Wherever the word "időtartama" appears in a line, extract that line.

[Begin Records supplied]

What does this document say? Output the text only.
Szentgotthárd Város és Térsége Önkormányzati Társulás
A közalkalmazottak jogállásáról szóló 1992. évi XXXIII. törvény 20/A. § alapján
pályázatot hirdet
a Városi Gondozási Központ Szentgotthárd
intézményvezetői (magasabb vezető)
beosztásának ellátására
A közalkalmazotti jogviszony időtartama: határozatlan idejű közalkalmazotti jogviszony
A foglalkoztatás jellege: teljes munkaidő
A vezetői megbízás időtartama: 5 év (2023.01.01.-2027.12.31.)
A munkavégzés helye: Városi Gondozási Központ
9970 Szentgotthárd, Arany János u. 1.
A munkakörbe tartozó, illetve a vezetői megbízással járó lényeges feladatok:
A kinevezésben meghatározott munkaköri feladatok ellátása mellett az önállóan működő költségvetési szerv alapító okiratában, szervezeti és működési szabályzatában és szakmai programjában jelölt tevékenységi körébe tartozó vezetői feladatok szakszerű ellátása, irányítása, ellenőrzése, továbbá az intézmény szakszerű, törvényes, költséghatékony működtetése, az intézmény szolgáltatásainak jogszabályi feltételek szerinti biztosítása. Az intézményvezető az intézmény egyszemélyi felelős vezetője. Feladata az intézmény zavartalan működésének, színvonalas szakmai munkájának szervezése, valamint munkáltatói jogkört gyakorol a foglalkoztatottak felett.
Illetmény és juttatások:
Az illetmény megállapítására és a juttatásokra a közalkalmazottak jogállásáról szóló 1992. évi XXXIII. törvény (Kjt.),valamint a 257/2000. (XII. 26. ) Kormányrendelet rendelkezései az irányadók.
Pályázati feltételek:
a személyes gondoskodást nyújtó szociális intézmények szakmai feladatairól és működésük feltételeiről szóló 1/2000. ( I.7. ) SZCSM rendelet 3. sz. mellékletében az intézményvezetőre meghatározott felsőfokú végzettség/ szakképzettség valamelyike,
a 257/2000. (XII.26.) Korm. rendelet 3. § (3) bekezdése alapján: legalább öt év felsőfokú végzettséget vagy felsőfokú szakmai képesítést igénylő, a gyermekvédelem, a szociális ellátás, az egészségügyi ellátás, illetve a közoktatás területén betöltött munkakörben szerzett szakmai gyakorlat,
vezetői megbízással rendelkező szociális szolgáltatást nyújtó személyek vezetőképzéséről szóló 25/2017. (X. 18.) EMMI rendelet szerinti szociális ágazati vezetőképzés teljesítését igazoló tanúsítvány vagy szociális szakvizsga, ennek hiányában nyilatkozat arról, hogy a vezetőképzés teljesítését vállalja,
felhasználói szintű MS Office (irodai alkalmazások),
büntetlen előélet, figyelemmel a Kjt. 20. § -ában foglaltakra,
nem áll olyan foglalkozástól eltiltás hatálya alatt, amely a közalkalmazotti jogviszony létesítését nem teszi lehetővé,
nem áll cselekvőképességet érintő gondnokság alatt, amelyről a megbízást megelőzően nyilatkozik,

[End Records supplied]

→ Task response
A közalkalmazotti jogviszony időtartama: határozatlan idejű közalkalmazotti jogviszony
A vezetői megbízás időtartama: 5 év (2023.01.01.-2027.12.31.)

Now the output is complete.